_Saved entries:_
· · · ·
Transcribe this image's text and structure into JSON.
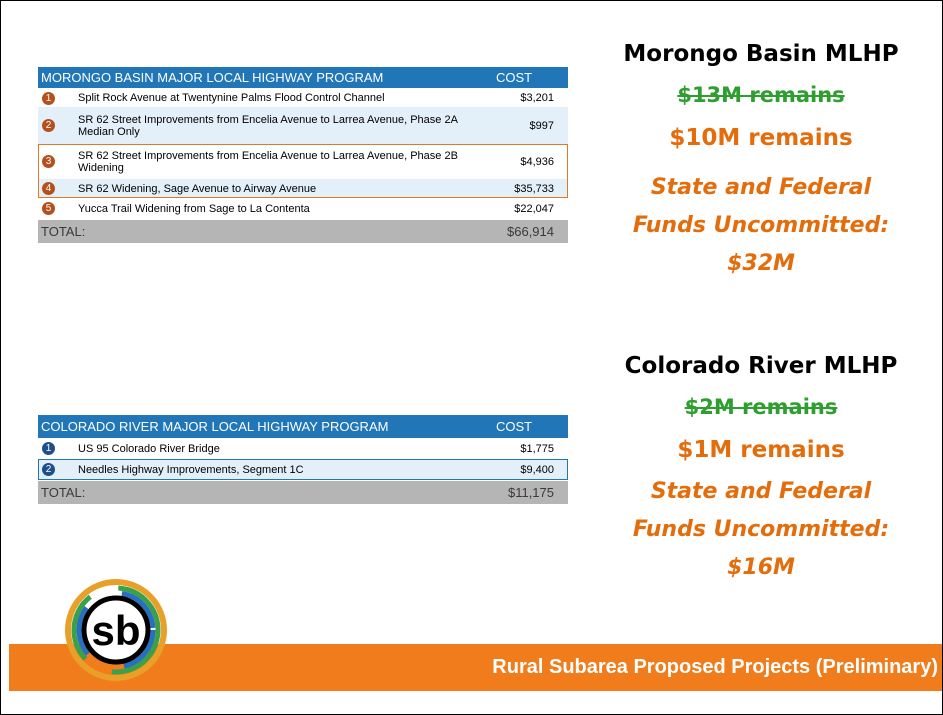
{
  "tables": [
    {
      "header": [
        "MORONGO BASIN MAJOR LOCAL HIGHWAY PROGRAM",
        "COST"
      ],
      "rows": [
        {
          "num": "1",
          "name": "Split Rock Avenue at Twentynine Palms Flood Control Channel",
          "cost": "$3,201"
        },
        {
          "num": "2",
          "name": "SR 62 Street Improvements from Encelia Avenue to Larrea Avenue, Phase 2A Median Only",
          "cost": "$997"
        },
        {
          "num": "3",
          "name": "SR 62 Street Improvements from Encelia Avenue to Larrea Avenue, Phase 2B Widening",
          "cost": "$4,936"
        },
        {
          "num": "4",
          "name": "SR 62 Widening, Sage Avenue to Airway Avenue",
          "cost": "$35,733"
        },
        {
          "num": "5",
          "name": "Yucca Trail Widening from Sage to La Contenta",
          "cost": "$22,047"
        }
      ],
      "total": [
        "TOTAL:",
        "$66,914"
      ]
    },
    {
      "header": [
        "COLORADO RIVER MAJOR LOCAL HIGHWAY PROGRAM",
        "COST"
      ],
      "rows": [
        {
          "num": "1",
          "name": "US 95 Colorado River Bridge",
          "cost": "$1,775"
        },
        {
          "num": "2",
          "name": "Needles Highway Improvements, Segment 1C",
          "cost": "$9,400"
        }
      ],
      "total": [
        "TOTAL:",
        "$11,175"
      ]
    }
  ],
  "summaries": [
    {
      "title": "Morongo Basin MLHP",
      "old": "$13M remains",
      "current": "$10M remains",
      "note": [
        "State and Federal",
        "Funds Uncommitted:",
        "$32M"
      ]
    },
    {
      "title": "Colorado River MLHP",
      "old": "$2M remains",
      "current": "$1M remains",
      "note": [
        "State and Federal",
        "Funds Uncommitted:",
        "$16M"
      ]
    }
  ],
  "logo": "sb",
  "footer": "Rural Subarea Proposed Projects (Preliminary)"
}
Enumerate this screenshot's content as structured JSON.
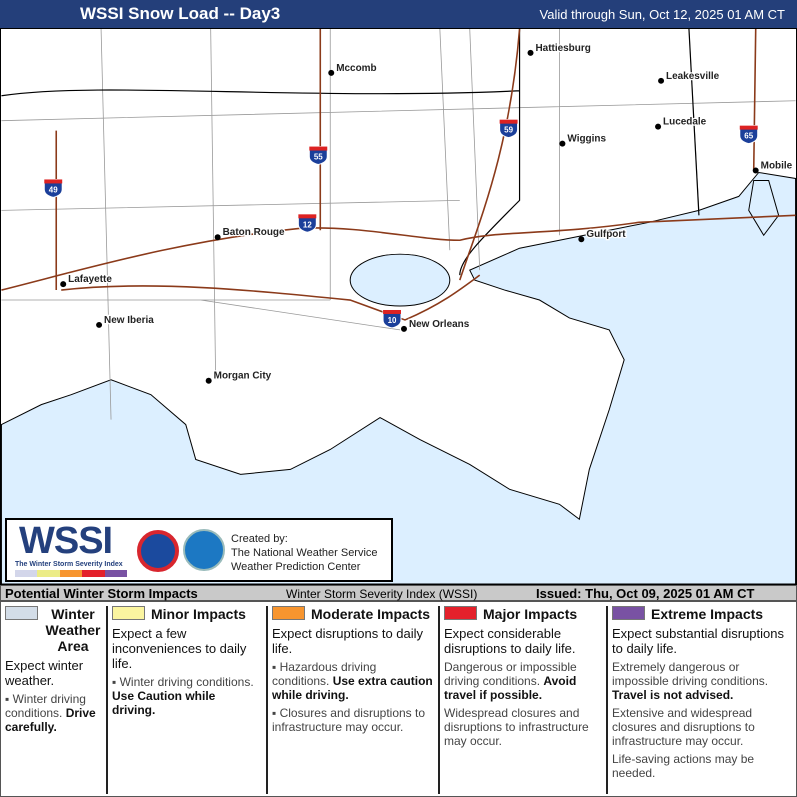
{
  "header": {
    "title": "WSSI Snow Load -- Day3",
    "valid": "Valid through Sun, Oct 12, 2025 01 AM CT"
  },
  "map": {
    "water_color": "#dcefff",
    "cities": [
      {
        "name": "Hattiesburg",
        "lon": -89.29,
        "lat": 31.33
      },
      {
        "name": "Mccomb",
        "lon": -90.45,
        "lat": 31.24
      },
      {
        "name": "Leakesville",
        "lon": -88.56,
        "lat": 31.15
      },
      {
        "name": "Lucedale",
        "lon": -88.59,
        "lat": 30.93
      },
      {
        "name": "Wiggins",
        "lon": -89.14,
        "lat": 30.86
      },
      {
        "name": "Mobile",
        "lon": -88.04,
        "lat": 30.69
      },
      {
        "name": "Baton Rouge",
        "lon": -91.15,
        "lat": 30.45
      },
      {
        "name": "Gulfport",
        "lon": -89.09,
        "lat": 30.37
      },
      {
        "name": "Lafayette",
        "lon": -92.02,
        "lat": 30.22
      },
      {
        "name": "New Iberia",
        "lon": -91.82,
        "lat": 30.0
      },
      {
        "name": "New Orleans",
        "lon": -90.07,
        "lat": 29.95
      },
      {
        "name": "Morgan City",
        "lon": -91.21,
        "lat": 29.7
      }
    ],
    "interstates": [
      "49",
      "55",
      "59",
      "12",
      "10",
      "65"
    ]
  },
  "logo": {
    "wordmark": "WSSI",
    "subtitle": "The Winter Storm Severity Index",
    "created_by": "Created by:",
    "org1": "The National Weather Service",
    "org2": "Weather Prediction Center",
    "nws_seal": "National Weather Service",
    "noaa_seal": "NOAA"
  },
  "legend_header": {
    "title": "Potential Winter Storm Impacts",
    "center": "Winter Storm Severity Index (WSSI)",
    "issued": "Issued: Thu, Oct 09, 2025 01 AM CT"
  },
  "legend": [
    {
      "title": "Winter Weather Area",
      "color": "#d3dde8",
      "expect": "Expect winter weather.",
      "items": [
        {
          "text": "Winter driving conditions. ",
          "bold": "Drive carefully."
        }
      ]
    },
    {
      "title": "Minor Impacts",
      "color": "#fbf5a0",
      "expect": "Expect a few inconveniences to daily life.",
      "items": [
        {
          "text": "Winter driving conditions. ",
          "bold": "Use Caution while driving."
        }
      ]
    },
    {
      "title": "Moderate Impacts",
      "color": "#f7952f",
      "expect": "Expect disruptions to daily life.",
      "items": [
        {
          "text": "Hazardous driving conditions. ",
          "bold": "Use extra caution while driving."
        },
        {
          "text": "Closures and disruptions to infrastructure may occur.",
          "bold": ""
        }
      ]
    },
    {
      "title": "Major Impacts",
      "color": "#e4212b",
      "expect": "Expect considerable disruptions to daily life.",
      "items": [
        {
          "text": "Dangerous or impossible driving conditions. ",
          "bold": "Avoid travel if possible."
        },
        {
          "text": "Widespread closures and disruptions to infrastructure may occur.",
          "bold": ""
        }
      ]
    },
    {
      "title": "Extreme Impacts",
      "color": "#7952a3",
      "expect": "Expect substantial disruptions to daily life.",
      "items": [
        {
          "text": "Extremely dangerous or impossible driving conditions. ",
          "bold": "Travel is not advised."
        },
        {
          "text": "Extensive and widespread closures and disruptions to infrastructure may occur.",
          "bold": ""
        },
        {
          "text": "Life-saving actions may be needed.",
          "bold": ""
        }
      ]
    }
  ]
}
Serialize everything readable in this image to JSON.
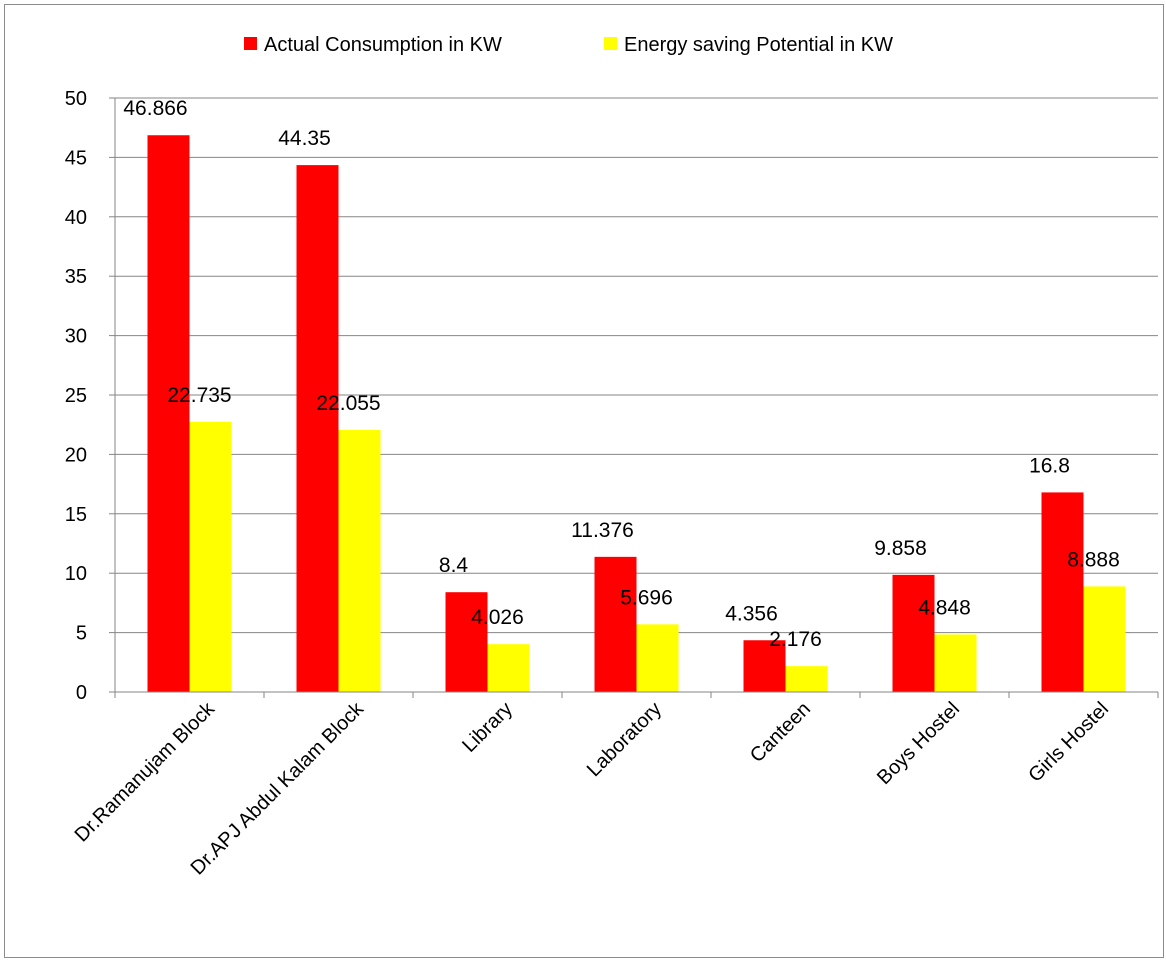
{
  "chart_data": {
    "type": "bar",
    "title": "",
    "xlabel": "",
    "ylabel": "",
    "ylim": [
      0,
      50
    ],
    "yticks": [
      0,
      5,
      10,
      15,
      20,
      25,
      30,
      35,
      40,
      45,
      50
    ],
    "grid": true,
    "legend_position": "top",
    "categories": [
      "Dr.Ramanujam Block",
      "Dr.APJ Abdul Kalam Block",
      "Library",
      "Laboratory",
      "Canteen",
      "Boys Hostel",
      "Girls Hostel"
    ],
    "series": [
      {
        "name": "Actual Consumption in KW",
        "color": "#ff0000",
        "values": [
          46.866,
          44.35,
          8.4,
          11.376,
          4.356,
          9.858,
          16.8
        ],
        "labels": [
          "46.866",
          "44.35",
          "8.4",
          "11.376",
          "4.356",
          "9.858",
          "16.8"
        ]
      },
      {
        "name": "Energy saving Potential in KW",
        "color": "#ffff00",
        "values": [
          22.735,
          22.055,
          4.026,
          5.696,
          2.176,
          4.848,
          8.888
        ],
        "labels": [
          "22.735",
          "22.055",
          "4.026",
          "5.696",
          "2.176",
          "4.848",
          "8.888"
        ]
      }
    ]
  }
}
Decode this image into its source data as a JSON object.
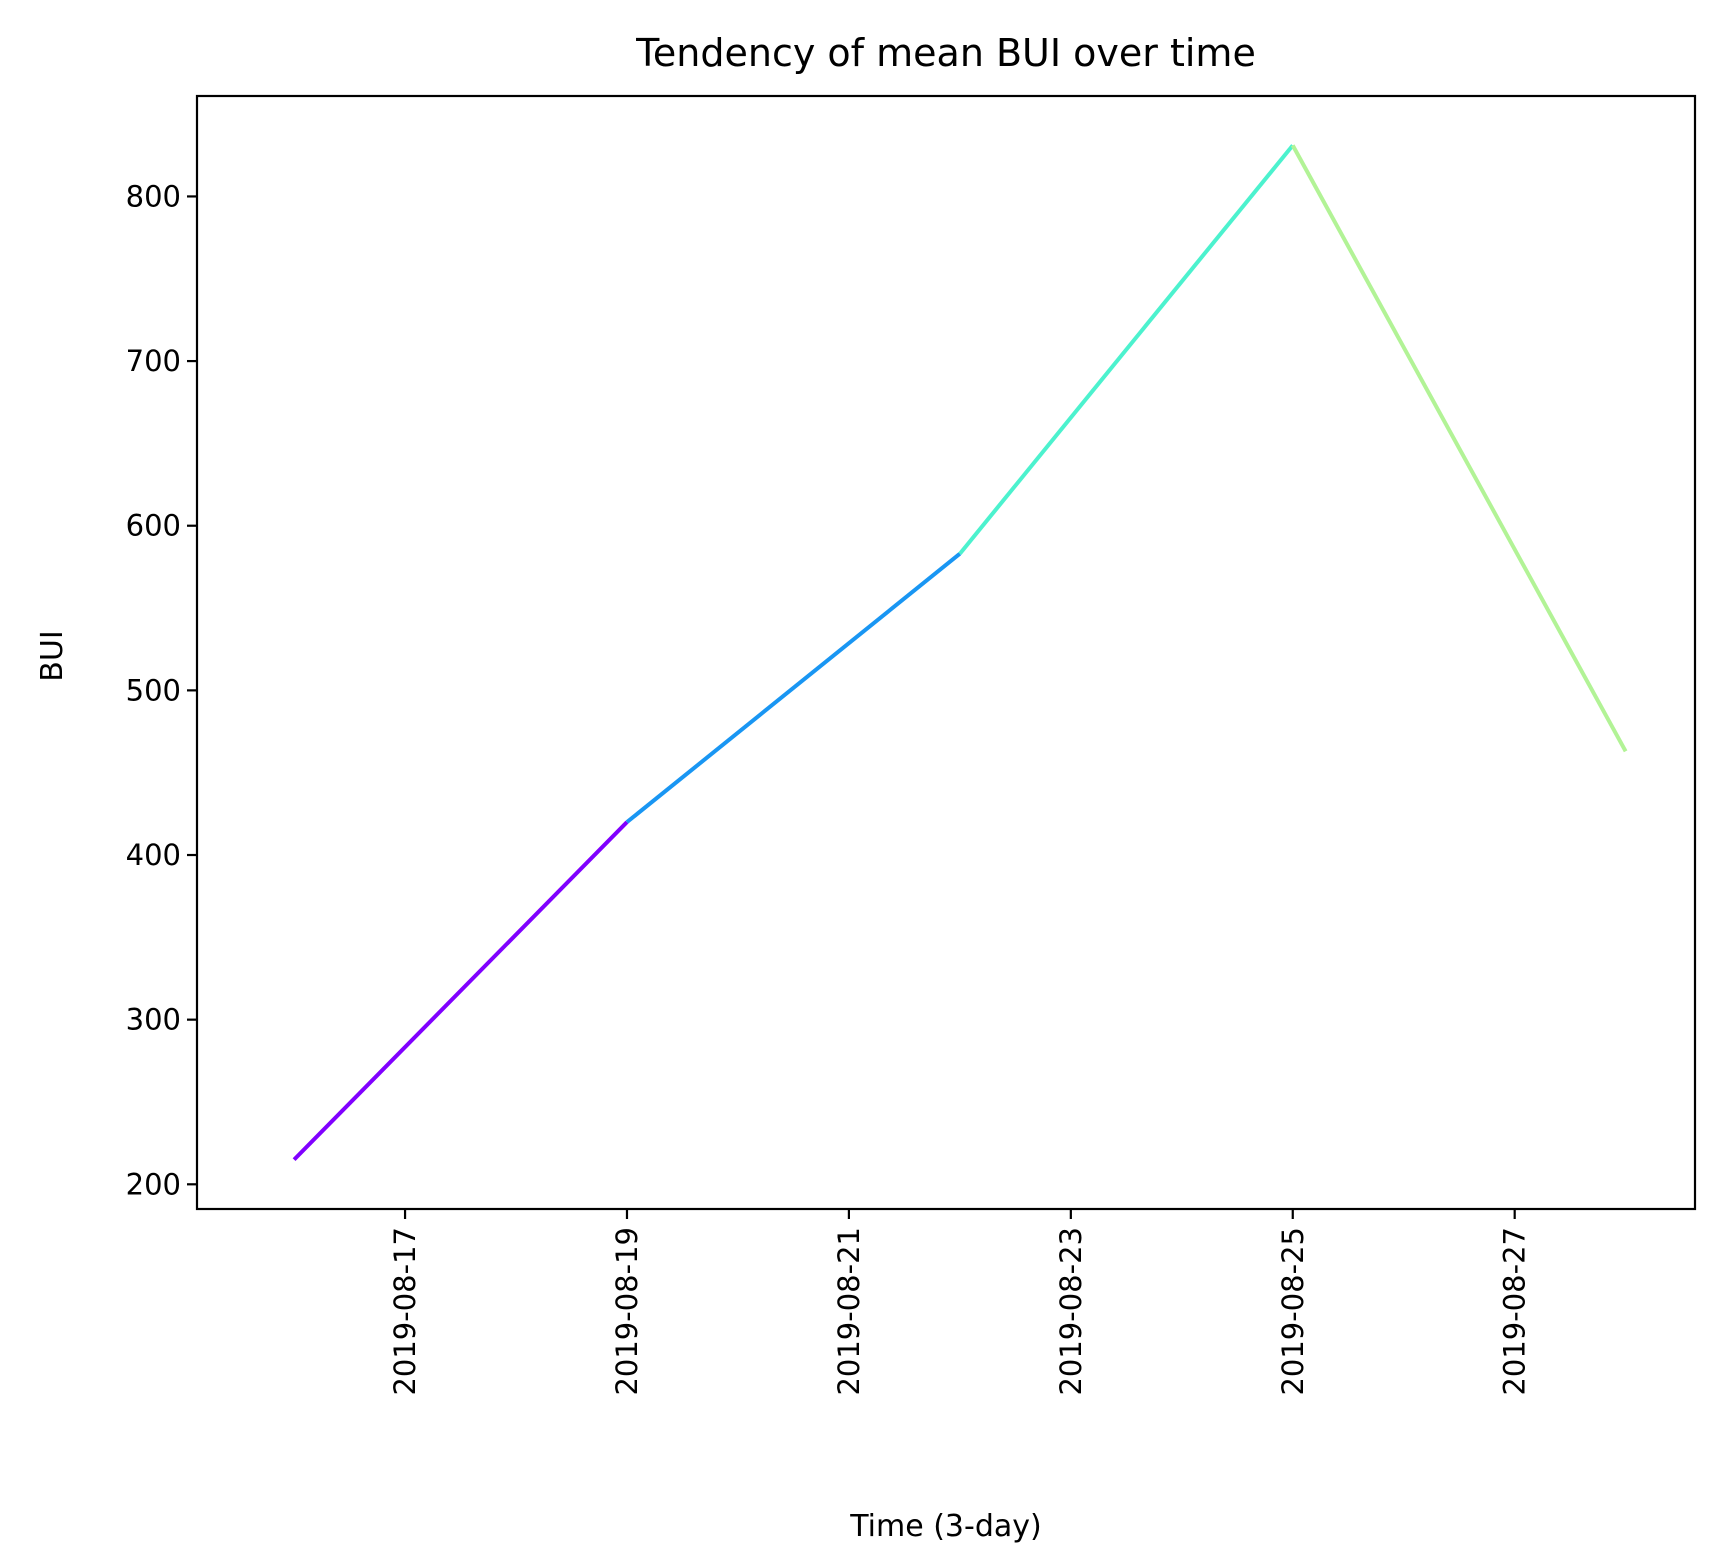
{
  "chart_data": {
    "type": "line",
    "title": "Tendency of mean BUI over time",
    "xlabel": "Time (3-day)",
    "ylabel": "BUI",
    "x": [
      "2019-08-16",
      "2019-08-19",
      "2019-08-22",
      "2019-08-25",
      "2019-08-28"
    ],
    "series": [
      {
        "values": [
          215,
          420,
          583,
          831,
          463
        ]
      }
    ],
    "segment_colors": [
      "#8000ff",
      "#1996f3",
      "#4cf2ce",
      "#b2f396"
    ],
    "xlim": [
      "2019-08-15 03:00",
      "2019-08-28 15:00"
    ],
    "ylim": [
      185,
      861
    ],
    "xticks": [
      "2019-08-17",
      "2019-08-19",
      "2019-08-21",
      "2019-08-23",
      "2019-08-25",
      "2019-08-27"
    ],
    "yticks": [
      200,
      300,
      400,
      500,
      600,
      700,
      800
    ],
    "grid": false,
    "legend": "none"
  }
}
· · · ·
_Prompt:_ Count every line in the listing above that holds "Improvements", then report only the count.

_Task response:_ 3